Figure record listings
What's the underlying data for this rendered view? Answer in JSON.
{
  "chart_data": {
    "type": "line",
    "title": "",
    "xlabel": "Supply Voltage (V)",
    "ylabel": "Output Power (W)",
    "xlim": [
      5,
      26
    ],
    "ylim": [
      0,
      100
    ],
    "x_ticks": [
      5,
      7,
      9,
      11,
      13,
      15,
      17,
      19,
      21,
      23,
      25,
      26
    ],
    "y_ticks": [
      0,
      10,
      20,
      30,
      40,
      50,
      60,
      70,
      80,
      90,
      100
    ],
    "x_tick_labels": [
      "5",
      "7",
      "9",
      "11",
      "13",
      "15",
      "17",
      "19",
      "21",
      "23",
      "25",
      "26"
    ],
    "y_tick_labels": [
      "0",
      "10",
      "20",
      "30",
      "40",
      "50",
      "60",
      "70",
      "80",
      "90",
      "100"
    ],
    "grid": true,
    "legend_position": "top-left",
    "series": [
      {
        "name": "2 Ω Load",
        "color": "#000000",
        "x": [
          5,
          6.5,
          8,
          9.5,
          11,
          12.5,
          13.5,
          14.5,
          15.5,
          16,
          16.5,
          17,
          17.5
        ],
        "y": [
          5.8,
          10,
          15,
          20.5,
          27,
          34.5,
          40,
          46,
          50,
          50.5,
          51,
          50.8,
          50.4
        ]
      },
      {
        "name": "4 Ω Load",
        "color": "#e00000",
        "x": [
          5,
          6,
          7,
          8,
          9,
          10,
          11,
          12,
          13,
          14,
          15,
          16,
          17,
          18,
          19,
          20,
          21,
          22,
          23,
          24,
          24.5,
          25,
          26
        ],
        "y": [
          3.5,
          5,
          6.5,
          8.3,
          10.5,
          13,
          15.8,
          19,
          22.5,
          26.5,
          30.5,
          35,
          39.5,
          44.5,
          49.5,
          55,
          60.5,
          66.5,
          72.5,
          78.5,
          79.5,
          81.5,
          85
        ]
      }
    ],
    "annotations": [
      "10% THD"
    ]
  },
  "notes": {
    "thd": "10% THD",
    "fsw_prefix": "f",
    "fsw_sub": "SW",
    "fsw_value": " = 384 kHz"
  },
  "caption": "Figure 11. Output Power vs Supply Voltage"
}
--
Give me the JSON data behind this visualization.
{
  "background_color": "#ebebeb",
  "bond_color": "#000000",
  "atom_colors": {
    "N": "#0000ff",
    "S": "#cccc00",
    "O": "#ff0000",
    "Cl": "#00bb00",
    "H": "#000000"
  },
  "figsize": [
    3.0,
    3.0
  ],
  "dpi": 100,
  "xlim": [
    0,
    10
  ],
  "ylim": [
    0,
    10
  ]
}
* * *
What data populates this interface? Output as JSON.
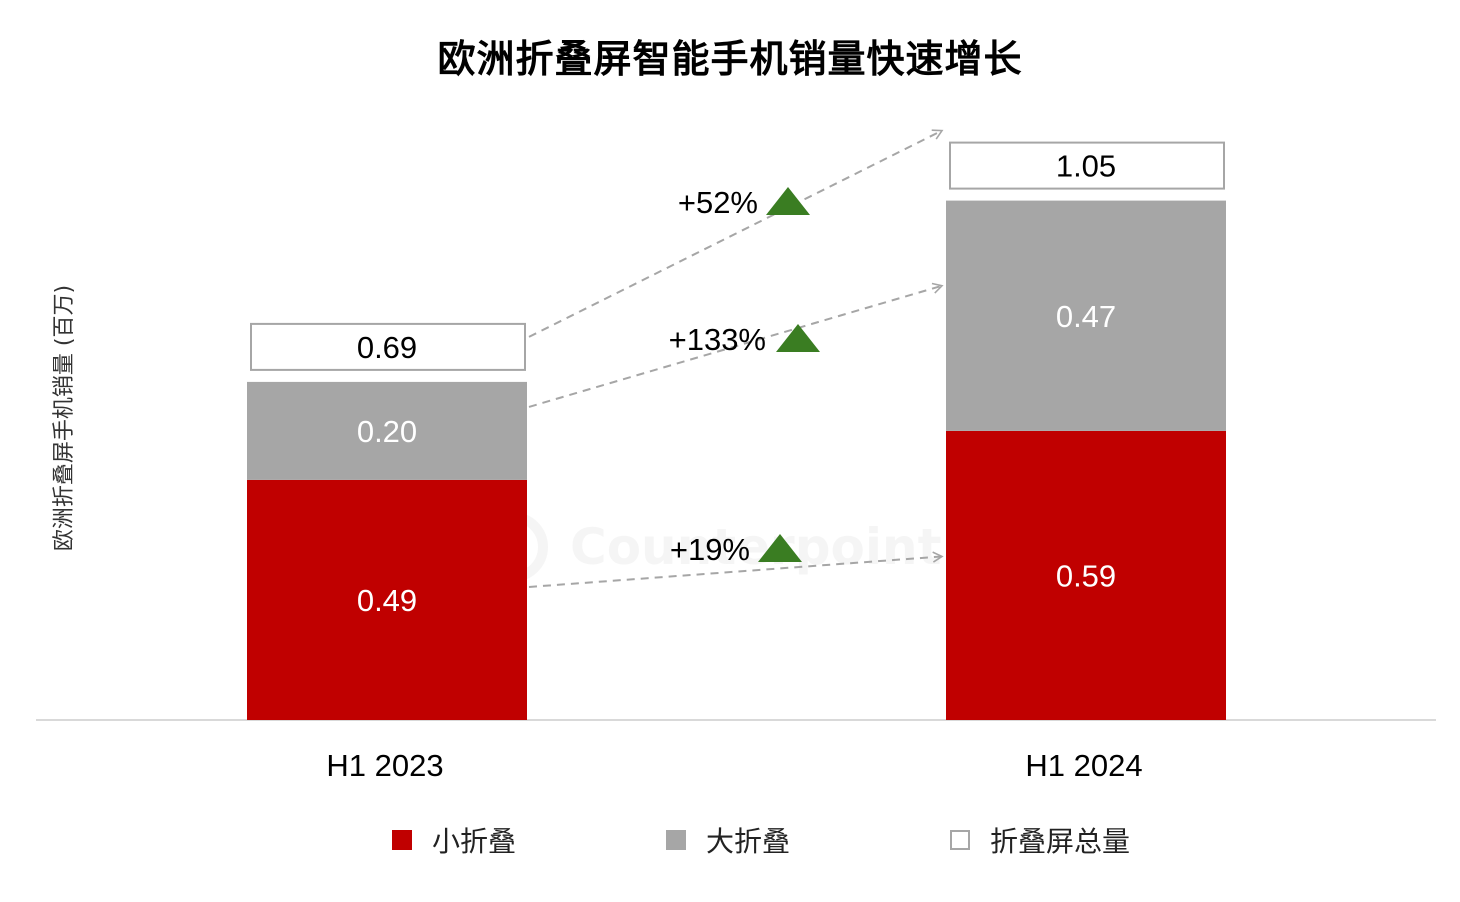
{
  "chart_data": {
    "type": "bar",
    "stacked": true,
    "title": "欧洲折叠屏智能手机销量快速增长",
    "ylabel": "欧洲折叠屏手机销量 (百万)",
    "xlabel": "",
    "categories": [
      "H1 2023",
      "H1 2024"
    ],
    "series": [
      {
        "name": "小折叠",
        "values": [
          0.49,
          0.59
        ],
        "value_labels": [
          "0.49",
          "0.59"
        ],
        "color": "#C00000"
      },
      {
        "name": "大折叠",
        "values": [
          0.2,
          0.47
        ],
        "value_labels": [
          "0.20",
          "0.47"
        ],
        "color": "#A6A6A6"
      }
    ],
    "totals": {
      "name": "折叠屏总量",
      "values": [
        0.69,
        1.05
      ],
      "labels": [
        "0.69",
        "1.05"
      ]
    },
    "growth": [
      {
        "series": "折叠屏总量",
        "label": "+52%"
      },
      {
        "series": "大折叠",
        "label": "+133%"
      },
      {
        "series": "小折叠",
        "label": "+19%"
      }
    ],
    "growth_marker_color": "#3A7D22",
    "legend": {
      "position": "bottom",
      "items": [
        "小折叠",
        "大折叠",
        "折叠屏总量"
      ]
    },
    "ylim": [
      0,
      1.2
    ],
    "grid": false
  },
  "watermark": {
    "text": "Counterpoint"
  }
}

Stated task → From the entries, copy out each line containing the word "Supply".

The solution →
    "xlabel": "Supply Voltage (V)",
  "caption": "Figure 11. Output Power vs Supply Voltage"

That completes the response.